• **SET PROBLEM**: Could you give the data below again, exactly and completely?

• **PROVIDED RECORDS**:
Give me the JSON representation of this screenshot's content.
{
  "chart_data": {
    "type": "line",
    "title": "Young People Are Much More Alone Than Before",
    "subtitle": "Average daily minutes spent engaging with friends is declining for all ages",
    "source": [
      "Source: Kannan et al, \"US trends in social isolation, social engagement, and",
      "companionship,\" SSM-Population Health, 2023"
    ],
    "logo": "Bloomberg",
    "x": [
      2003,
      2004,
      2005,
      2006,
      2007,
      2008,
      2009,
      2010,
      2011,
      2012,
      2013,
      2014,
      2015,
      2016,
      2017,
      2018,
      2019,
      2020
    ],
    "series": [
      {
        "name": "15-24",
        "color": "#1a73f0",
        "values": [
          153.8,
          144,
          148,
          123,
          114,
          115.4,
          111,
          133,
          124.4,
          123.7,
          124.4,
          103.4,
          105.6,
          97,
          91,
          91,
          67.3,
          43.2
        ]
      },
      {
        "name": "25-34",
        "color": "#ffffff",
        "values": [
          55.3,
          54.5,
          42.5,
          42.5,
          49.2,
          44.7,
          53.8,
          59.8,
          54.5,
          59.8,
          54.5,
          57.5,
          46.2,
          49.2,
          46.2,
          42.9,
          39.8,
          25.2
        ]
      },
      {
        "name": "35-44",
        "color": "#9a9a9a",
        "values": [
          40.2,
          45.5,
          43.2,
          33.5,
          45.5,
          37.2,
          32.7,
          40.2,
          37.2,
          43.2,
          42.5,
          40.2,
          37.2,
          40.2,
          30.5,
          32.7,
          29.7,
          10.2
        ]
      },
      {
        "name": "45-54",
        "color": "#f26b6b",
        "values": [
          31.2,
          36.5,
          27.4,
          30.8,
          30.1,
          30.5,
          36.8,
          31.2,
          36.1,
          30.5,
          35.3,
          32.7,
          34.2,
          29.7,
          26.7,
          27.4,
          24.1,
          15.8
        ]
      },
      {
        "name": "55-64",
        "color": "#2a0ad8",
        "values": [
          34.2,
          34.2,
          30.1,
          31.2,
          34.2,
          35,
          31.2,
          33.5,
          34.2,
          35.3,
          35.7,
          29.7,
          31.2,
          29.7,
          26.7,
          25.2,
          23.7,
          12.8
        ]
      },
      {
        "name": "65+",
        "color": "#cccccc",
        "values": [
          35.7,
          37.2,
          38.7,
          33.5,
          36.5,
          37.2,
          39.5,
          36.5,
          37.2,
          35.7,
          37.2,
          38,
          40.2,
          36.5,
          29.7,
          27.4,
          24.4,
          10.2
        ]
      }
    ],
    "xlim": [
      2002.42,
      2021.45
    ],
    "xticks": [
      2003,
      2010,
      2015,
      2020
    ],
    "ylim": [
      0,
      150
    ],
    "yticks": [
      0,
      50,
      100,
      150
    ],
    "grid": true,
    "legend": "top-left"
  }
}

• **PROBLEM SOLUTION**:
Give me the JSON representation of this screenshot's content.
{
  "chart_data": {
    "type": "line",
    "title": "Young People Are Much More Alone Than Before",
    "subtitle": "Average daily minutes spent engaging with friends is declining for all ages",
    "source": [
      "Source: Kannan et al, \"US trends in social isolation, social engagement, and",
      "companionship,\" SSM-Population Health, 2023"
    ],
    "logo": "Bloomberg",
    "x": [
      2003,
      2004,
      2005,
      2006,
      2007,
      2008,
      2009,
      2010,
      2011,
      2012,
      2013,
      2014,
      2015,
      2016,
      2017,
      2018,
      2019,
      2020
    ],
    "series": [
      {
        "name": "15-24",
        "color": "#1a73f0",
        "values": [
          153.8,
          144,
          148,
          123,
          114,
          115.4,
          111,
          133,
          124.4,
          123.7,
          124.4,
          103.4,
          105.6,
          97,
          91,
          91,
          67.3,
          43.2
        ]
      },
      {
        "name": "25-34",
        "color": "#ffffff",
        "values": [
          55.3,
          54.5,
          42.5,
          42.5,
          49.2,
          44.7,
          53.8,
          59.8,
          54.5,
          59.8,
          54.5,
          57.5,
          46.2,
          49.2,
          46.2,
          42.9,
          39.8,
          25.2
        ]
      },
      {
        "name": "35-44",
        "color": "#9a9a9a",
        "values": [
          40.2,
          45.5,
          43.2,
          33.5,
          45.5,
          37.2,
          32.7,
          40.2,
          37.2,
          43.2,
          42.5,
          40.2,
          37.2,
          40.2,
          30.5,
          32.7,
          29.7,
          10.2
        ]
      },
      {
        "name": "45-54",
        "color": "#f26b6b",
        "values": [
          31.2,
          36.5,
          27.4,
          30.8,
          30.1,
          30.5,
          36.8,
          31.2,
          36.1,
          30.5,
          35.3,
          32.7,
          34.2,
          29.7,
          26.7,
          27.4,
          24.1,
          15.8
        ]
      },
      {
        "name": "55-64",
        "color": "#2a0ad8",
        "values": [
          34.2,
          34.2,
          30.1,
          31.2,
          34.2,
          35,
          31.2,
          33.5,
          34.2,
          35.3,
          35.7,
          29.7,
          31.2,
          29.7,
          26.7,
          25.2,
          23.7,
          12.8
        ]
      },
      {
        "name": "65+",
        "color": "#cccccc",
        "values": [
          35.7,
          37.2,
          38.7,
          33.5,
          36.5,
          37.2,
          39.5,
          36.5,
          37.2,
          35.7,
          37.2,
          38,
          40.2,
          36.5,
          29.7,
          27.4,
          24.4,
          10.2
        ]
      }
    ],
    "xlim": [
      2002.42,
      2021.45
    ],
    "xticks": [
      2003,
      2010,
      2015,
      2020
    ],
    "ylim": [
      0,
      150
    ],
    "yticks": [
      0,
      50,
      100,
      150
    ],
    "grid": true,
    "legend": "top-left"
  }
}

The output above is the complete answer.